▸ **Aim**
Without the pictures, output the records below word for word.

▸ **Data section**

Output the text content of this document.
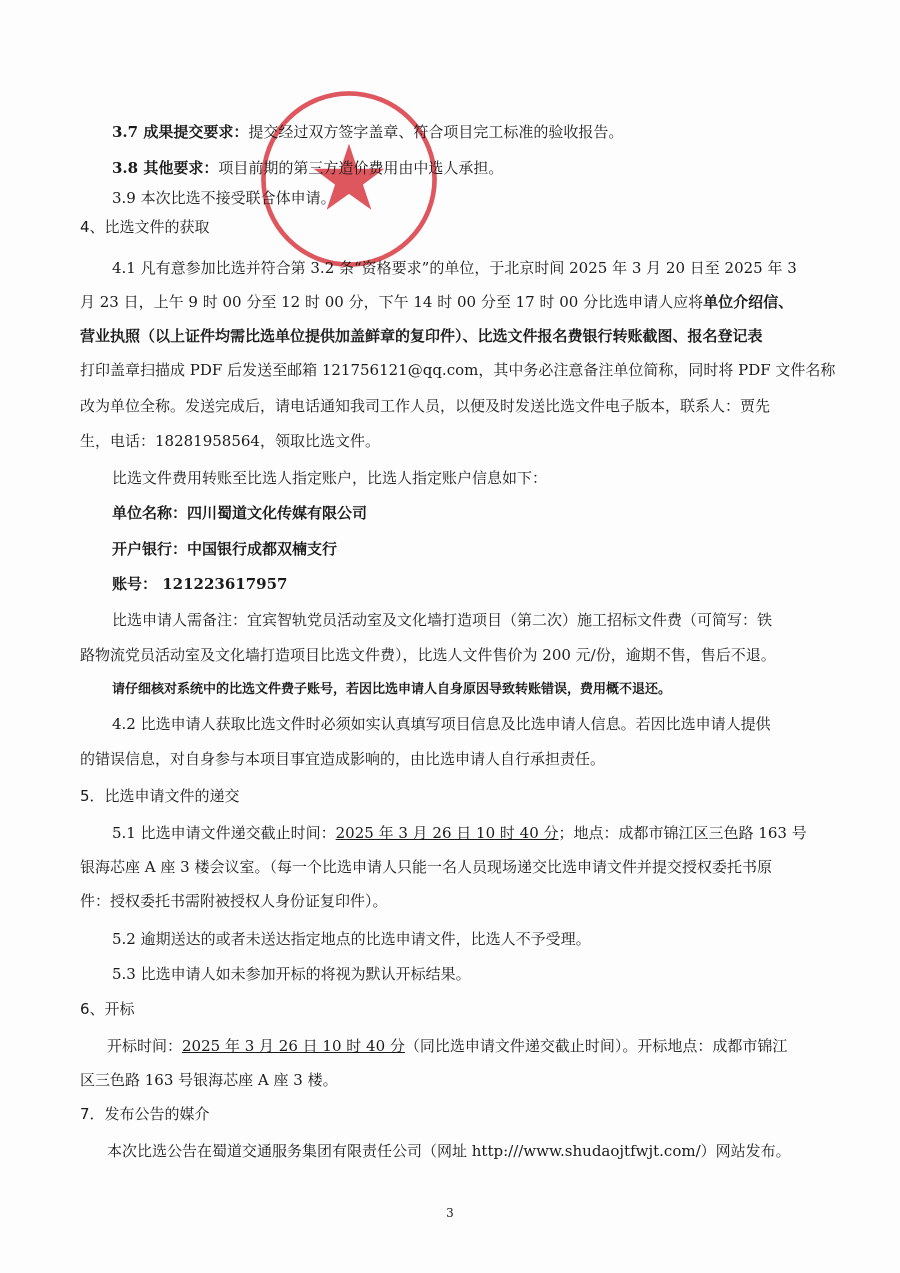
3.7 成果提交要求：提交经过双方签字盖章、符合项目完工标准的验收报告。
3.8 其他要求：项目前期的第三方造价费用由中选人承担。
3.9 本次比选不接受联合体申请。
4、比选文件的获取
4.1 凡有意参加比选并符合第 3.2 条“资格要求”的单位，于北京时间 2025 年 3 月 20 日至 2025 年 3
月 23 日，上午 9 时 00 分至 12 时 00 分，下午 14 时 00 分至 17 时 00 分比选申请人应将单位介绍信、
营业执照（以上证件均需比选单位提供加盖鲜章的复印件）、比选文件报名费银行转账截图、报名登记表
打印盖章扫描成 PDF 后发送至邮箱 121756121@qq.com，其中务必注意备注单位简称，同时将 PDF 文件名称
改为单位全称。发送完成后，请电话通知我司工作人员，以便及时发送比选文件电子版本，联系人：贾先
生，电话：18281958564，领取比选文件。
比选文件费用转账至比选人指定账户，比选人指定账户信息如下：
单位名称：四川蜀道文化传媒有限公司
开户银行：中国银行成都双楠支行
账号： 121223617957
比选申请人需备注：宜宾智轨党员活动室及文化墙打造项目（第二次）施工招标文件费（可简写：铁
路物流党员活动室及文化墙打造项目比选文件费），比选人文件售价为 200 元/份，逾期不售，售后不退。
请仔细核对系统中的比选文件费子账号，若因比选申请人自身原因导致转账错误，费用概不退还。
4.2 比选申请人获取比选文件时必须如实认真填写项目信息及比选申请人信息。若因比选申请人提供
的错误信息，对自身参与本项目事宜造成影响的，由比选申请人自行承担责任。
5．比选申请文件的递交
5.1 比选申请文件递交截止时间：2025 年 3 月 26 日 10 时 40 分；地点：成都市锦江区三色路 163 号
银海芯座 A 座 3 楼会议室。（每一个比选申请人只能一名人员现场递交比选申请文件并提交授权委托书原
件：授权委托书需附被授权人身份证复印件）。
5.2 逾期送达的或者未送达指定地点的比选申请文件，比选人不予受理。
5.3 比选申请人如未参加开标的将视为默认开标结果。
6、开标
开标时间：2025 年 3 月 26 日 10 时 40 分（同比选申请文件递交截止时间）。开标地点：成都市锦江
区三色路 163 号银海芯座 A 座 3 楼。
7．发布公告的媒介
本次比选公告在蜀道交通服务集团有限责任公司（网址 http:///www.shudaojtfwjt.com/）网站发布。
3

▸ **Exercise solution**
Output the text content of this document.
3.7 成果提交要求：提交经过双方签字盖章、符合项目完工标准的验收报告。
3.8 其他要求：项目前期的第三方造价费用由中选人承担。
3.9 本次比选不接受联合体申请。
4、比选文件的获取
4.1 凡有意参加比选并符合第 3.2 条“资格要求”的单位，于北京时间 2025 年 3 月 20 日至 2025 年 3
月 23 日，上午 9 时 00 分至 12 时 00 分，下午 14 时 00 分至 17 时 00 分比选申请人应将单位介绍信、
营业执照（以上证件均需比选单位提供加盖鲜章的复印件）、比选文件报名费银行转账截图、报名登记表
打印盖章扫描成 PDF 后发送至邮箱 121756121@qq.com，其中务必注意备注单位简称，同时将 PDF 文件名称
改为单位全称。发送完成后，请电话通知我司工作人员，以便及时发送比选文件电子版本，联系人：贾先
生，电话：18281958564，领取比选文件。
比选文件费用转账至比选人指定账户，比选人指定账户信息如下：
单位名称：四川蜀道文化传媒有限公司
开户银行：中国银行成都双楠支行
账号： 121223617957
比选申请人需备注：宜宾智轨党员活动室及文化墙打造项目（第二次）施工招标文件费（可简写：铁
路物流党员活动室及文化墙打造项目比选文件费），比选人文件售价为 200 元/份，逾期不售，售后不退。
请仔细核对系统中的比选文件费子账号，若因比选申请人自身原因导致转账错误，费用概不退还。
4.2 比选申请人获取比选文件时必须如实认真填写项目信息及比选申请人信息。若因比选申请人提供
的错误信息，对自身参与本项目事宜造成影响的，由比选申请人自行承担责任。
5．比选申请文件的递交
5.1 比选申请文件递交截止时间：2025 年 3 月 26 日 10 时 40 分；地点：成都市锦江区三色路 163 号
银海芯座 A 座 3 楼会议室。（每一个比选申请人只能一名人员现场递交比选申请文件并提交授权委托书原
件：授权委托书需附被授权人身份证复印件）。
5.2 逾期送达的或者未送达指定地点的比选申请文件，比选人不予受理。
5.3 比选申请人如未参加开标的将视为默认开标结果。
6、开标
开标时间：2025 年 3 月 26 日 10 时 40 分（同比选申请文件递交截止时间）。开标地点：成都市锦江
区三色路 163 号银海芯座 A 座 3 楼。
7．发布公告的媒介
本次比选公告在蜀道交通服务集团有限责任公司（网址 http:///www.shudaojtfwjt.com/）网站发布。
3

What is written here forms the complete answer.